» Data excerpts

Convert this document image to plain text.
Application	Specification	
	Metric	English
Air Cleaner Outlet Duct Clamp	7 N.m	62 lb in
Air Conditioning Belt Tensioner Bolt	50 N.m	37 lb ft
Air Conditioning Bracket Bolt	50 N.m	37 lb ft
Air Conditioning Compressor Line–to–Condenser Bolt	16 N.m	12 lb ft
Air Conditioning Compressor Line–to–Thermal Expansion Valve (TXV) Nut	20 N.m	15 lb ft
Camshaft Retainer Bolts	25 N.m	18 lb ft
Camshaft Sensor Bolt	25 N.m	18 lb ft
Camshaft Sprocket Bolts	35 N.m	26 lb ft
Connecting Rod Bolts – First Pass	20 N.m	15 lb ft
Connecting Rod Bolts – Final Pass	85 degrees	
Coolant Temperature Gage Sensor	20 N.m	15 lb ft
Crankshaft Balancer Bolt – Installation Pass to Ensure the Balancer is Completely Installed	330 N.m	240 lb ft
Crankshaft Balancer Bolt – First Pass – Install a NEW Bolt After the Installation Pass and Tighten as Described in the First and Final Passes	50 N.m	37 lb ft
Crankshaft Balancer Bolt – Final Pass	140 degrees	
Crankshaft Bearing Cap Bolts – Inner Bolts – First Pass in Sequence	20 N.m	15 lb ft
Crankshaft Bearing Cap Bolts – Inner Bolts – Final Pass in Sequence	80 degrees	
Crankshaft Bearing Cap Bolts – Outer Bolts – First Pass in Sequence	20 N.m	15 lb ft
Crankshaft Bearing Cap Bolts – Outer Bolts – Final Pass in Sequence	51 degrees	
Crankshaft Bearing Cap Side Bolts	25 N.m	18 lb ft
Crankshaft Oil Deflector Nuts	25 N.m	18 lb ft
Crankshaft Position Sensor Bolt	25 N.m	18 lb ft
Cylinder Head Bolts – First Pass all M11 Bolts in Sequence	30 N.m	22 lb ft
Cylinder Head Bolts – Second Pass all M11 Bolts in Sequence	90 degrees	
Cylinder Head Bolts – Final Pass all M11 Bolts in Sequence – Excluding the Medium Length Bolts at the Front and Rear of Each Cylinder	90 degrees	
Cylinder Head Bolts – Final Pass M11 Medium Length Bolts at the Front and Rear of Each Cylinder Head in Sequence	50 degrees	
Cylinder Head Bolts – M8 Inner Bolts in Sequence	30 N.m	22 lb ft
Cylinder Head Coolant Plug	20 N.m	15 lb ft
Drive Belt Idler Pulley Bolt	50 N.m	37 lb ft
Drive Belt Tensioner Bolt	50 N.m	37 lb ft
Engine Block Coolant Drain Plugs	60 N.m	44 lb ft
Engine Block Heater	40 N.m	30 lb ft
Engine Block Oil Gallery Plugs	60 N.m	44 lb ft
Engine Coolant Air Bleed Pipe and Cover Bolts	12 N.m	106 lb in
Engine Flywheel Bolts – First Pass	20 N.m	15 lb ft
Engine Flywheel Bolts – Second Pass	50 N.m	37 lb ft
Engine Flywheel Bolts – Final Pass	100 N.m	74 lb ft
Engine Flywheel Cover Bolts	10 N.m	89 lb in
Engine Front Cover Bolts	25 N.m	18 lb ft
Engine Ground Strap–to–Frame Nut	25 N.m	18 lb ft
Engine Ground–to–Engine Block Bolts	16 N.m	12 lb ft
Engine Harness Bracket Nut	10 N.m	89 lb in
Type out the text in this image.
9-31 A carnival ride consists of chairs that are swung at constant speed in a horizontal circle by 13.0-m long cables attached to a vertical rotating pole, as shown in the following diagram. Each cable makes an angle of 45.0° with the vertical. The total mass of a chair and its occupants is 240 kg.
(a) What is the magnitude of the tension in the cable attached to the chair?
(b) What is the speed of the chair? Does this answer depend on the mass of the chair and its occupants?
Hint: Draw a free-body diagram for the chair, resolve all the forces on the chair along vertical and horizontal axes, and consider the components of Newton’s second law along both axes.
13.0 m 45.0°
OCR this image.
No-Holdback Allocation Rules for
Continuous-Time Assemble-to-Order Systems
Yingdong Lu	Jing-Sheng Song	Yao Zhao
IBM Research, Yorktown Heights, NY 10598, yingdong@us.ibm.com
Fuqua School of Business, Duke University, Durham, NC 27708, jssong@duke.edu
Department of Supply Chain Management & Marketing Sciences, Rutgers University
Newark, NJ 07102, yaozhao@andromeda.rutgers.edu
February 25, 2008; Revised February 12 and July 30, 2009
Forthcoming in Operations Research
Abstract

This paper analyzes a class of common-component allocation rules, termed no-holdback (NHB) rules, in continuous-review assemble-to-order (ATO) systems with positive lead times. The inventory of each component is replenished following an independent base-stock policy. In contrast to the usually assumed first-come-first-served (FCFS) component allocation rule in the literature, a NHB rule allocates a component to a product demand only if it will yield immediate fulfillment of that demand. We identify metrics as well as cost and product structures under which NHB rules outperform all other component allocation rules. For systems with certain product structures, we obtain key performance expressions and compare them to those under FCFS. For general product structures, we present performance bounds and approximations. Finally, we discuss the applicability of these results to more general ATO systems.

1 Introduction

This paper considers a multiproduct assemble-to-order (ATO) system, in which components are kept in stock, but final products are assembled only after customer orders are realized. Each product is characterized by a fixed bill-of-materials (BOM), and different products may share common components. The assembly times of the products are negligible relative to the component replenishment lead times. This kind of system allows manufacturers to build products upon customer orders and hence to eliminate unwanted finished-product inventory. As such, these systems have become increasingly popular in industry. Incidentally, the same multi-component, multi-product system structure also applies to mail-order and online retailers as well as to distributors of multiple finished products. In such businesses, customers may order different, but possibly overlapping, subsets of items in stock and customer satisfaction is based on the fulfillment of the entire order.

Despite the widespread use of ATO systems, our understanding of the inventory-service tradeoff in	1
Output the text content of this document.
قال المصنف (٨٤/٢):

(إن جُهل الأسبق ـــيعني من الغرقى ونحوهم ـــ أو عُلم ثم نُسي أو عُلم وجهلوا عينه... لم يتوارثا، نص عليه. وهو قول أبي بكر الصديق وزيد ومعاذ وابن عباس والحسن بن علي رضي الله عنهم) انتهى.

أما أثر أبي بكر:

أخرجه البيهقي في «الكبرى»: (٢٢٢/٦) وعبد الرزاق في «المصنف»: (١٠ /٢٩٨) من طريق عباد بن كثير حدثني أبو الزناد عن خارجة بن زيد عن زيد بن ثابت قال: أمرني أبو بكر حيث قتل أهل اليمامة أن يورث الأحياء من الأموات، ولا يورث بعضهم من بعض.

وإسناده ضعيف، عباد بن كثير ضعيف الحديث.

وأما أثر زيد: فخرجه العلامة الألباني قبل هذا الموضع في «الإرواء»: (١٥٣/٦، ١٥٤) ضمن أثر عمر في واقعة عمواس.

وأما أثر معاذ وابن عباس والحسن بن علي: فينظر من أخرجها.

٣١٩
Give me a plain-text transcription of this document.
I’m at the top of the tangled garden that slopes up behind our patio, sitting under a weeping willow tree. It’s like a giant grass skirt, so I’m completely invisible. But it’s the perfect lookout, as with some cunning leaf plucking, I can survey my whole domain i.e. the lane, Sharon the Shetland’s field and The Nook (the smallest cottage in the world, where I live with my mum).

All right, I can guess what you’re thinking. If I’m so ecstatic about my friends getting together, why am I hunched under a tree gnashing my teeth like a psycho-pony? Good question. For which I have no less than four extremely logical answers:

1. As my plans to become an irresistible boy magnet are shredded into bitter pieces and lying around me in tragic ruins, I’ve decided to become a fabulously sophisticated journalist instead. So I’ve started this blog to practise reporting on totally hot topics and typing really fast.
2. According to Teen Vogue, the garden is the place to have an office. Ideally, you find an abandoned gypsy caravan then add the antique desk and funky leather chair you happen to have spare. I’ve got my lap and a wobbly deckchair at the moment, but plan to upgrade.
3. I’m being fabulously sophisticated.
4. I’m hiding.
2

» Aim of the task
What is the number of lines in this material that hold the string "garden"? Answer with that number only.

» Solution below
2